**Document segment**:
Message passing syntax for objects | OOPv2

rusi rustompmody at gmail.com
Wed May 8 23:26:49 EDT 2013


On May 9, 7:35 am, Mark Janssen <dreamingforw... at gmail.com> wrote:
> On Fri, Apr 12, 2013 at 11:28 PM, Mark Janssen
>
> <dreamingforw... at gmail.com> wrote:
> >> Mark, this proposal is out of place on a Python list, because it proposes an
> >> object methodology radically different from any that is implemented in
> >> Python now, or is even remotely likely to be implemented in Python in the
> >> future.
>
> > Wow, you guys are a bunch of ninnies.  I'm going to find some
> > theoretical folks....
>
> Okay, to anyone who might be listening, I found the core of the problem.
>
> This issue is/was much deeper than OOP (which would be roughly a 20
> year refactoring) -- that was my mistake.  The issue goes right to the
> core to models of computation and the historical factions within
> theoretical CS itself (a 50+ year refactoring).
>
> The field needs re-invented and re-centered.  Mark my words.  There
> has been a half-century of confusion between two entirely separate
> domains and they've been using the same lexicon.  Long story short:
> the lambda calculus folks have to split from the Turing machine folks.

**Supplied material**:
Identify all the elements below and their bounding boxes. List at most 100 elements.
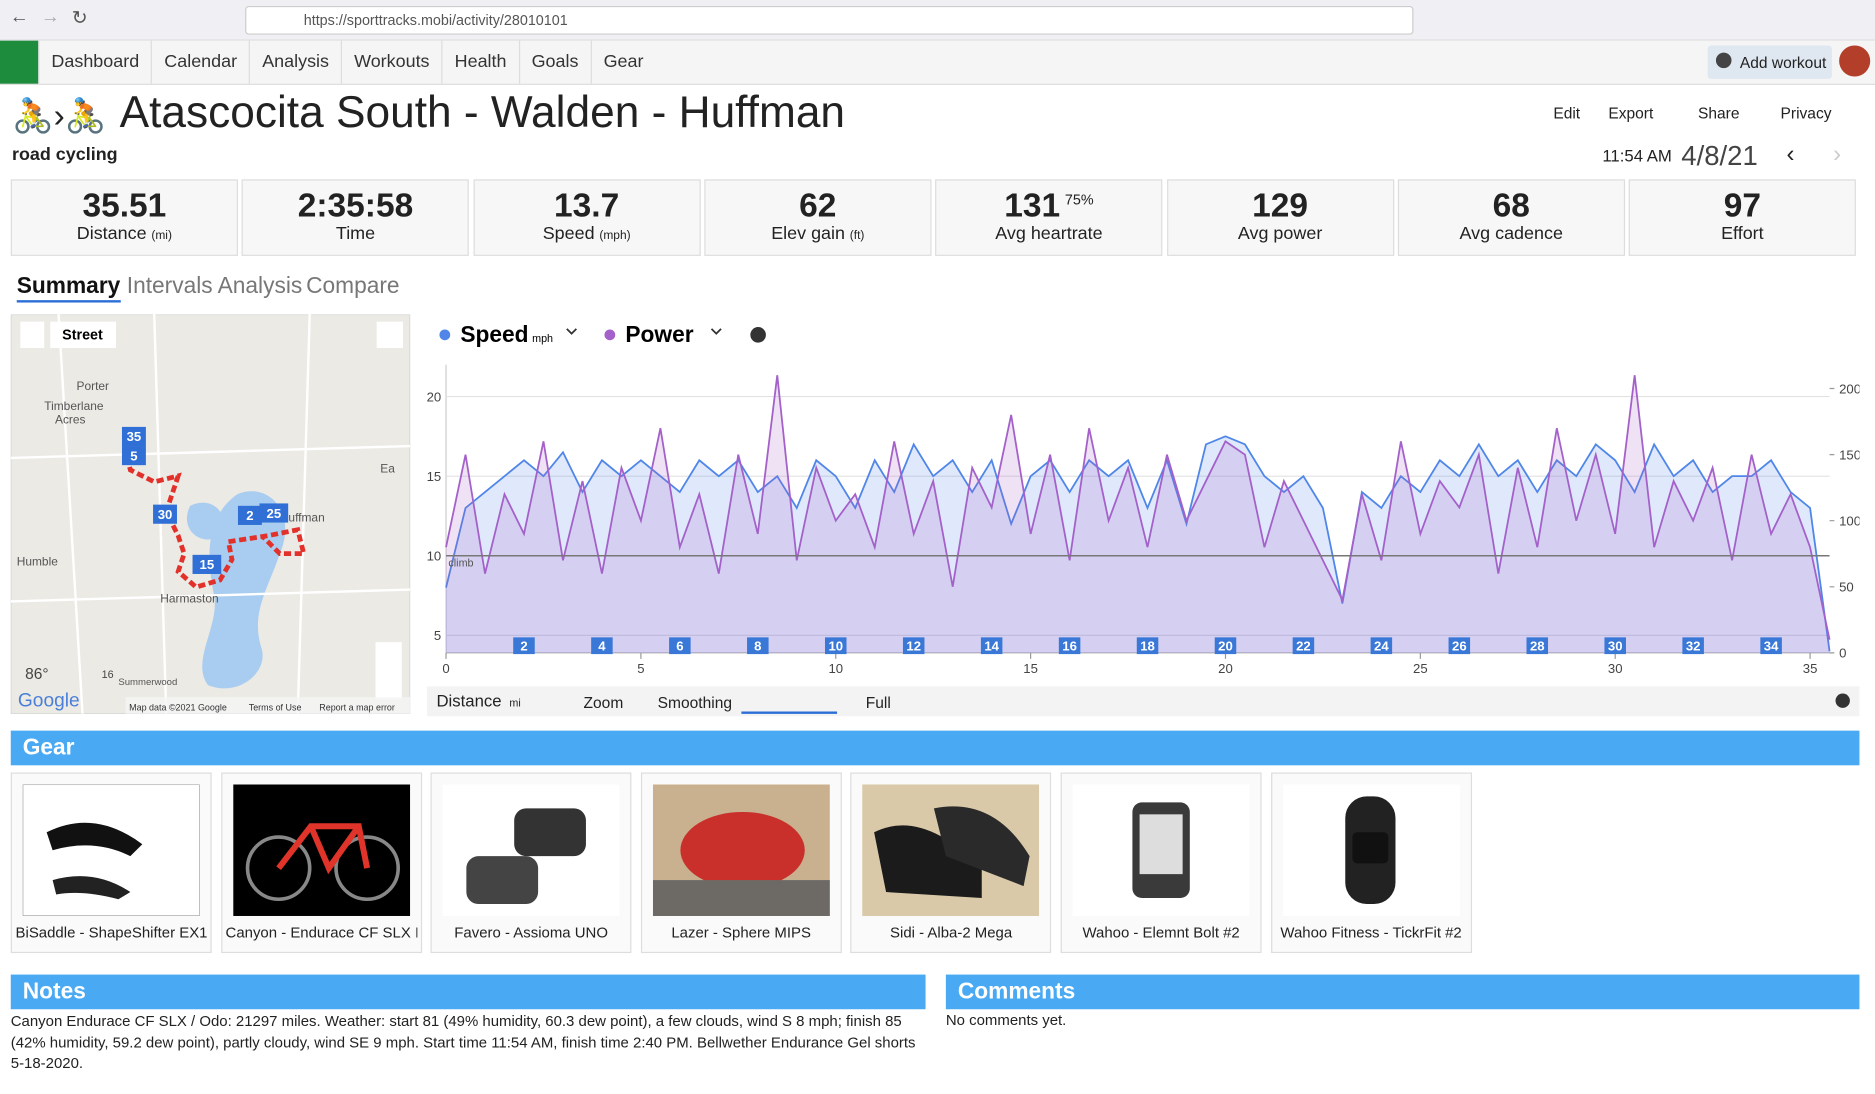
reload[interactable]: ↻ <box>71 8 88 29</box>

**Challenges**:
• a. Answer these questions about the message on message passing syntax, one per line:
(i) On what date and at what time was the message posted?
(ii) Roughly how many years of refactoring does it say the OOP issue would take?
(iii) Which two groups does it say have to split?
• b. Can you output the passage of the message on message passing syntax from "On May 9, 7:35 am, Mark" up to and including "of the problem."?

**The solutions**:
• a.
(i) Wed May 8 23:26:49 EDT 2013
(ii) Roughly 20 years
(iii) The lambda calculus folks and the Turing machine folks

• b.
On May 9, 7:35 am, Mark Janssen <dreamingforw... at gmail.com> wrote:
> On Fri, Apr 12, 2013 at 11:28 PM, Mark Janssen
>
> <dreamingforw... at gmail.com> wrote:
> >> Mark, this proposal is out of place on a Python list, because it proposes an
> >> object methodology radically different from any that is implemented in
> >> Python now, or is even remotely likely to be implemented in Python in the
> >> future.
>
> > Wow, you guys are a bunch of ninnies.  I'm going to find some
> > theoretical folks....
>
> Okay, to anyone who might be listening, I found the core of the problem.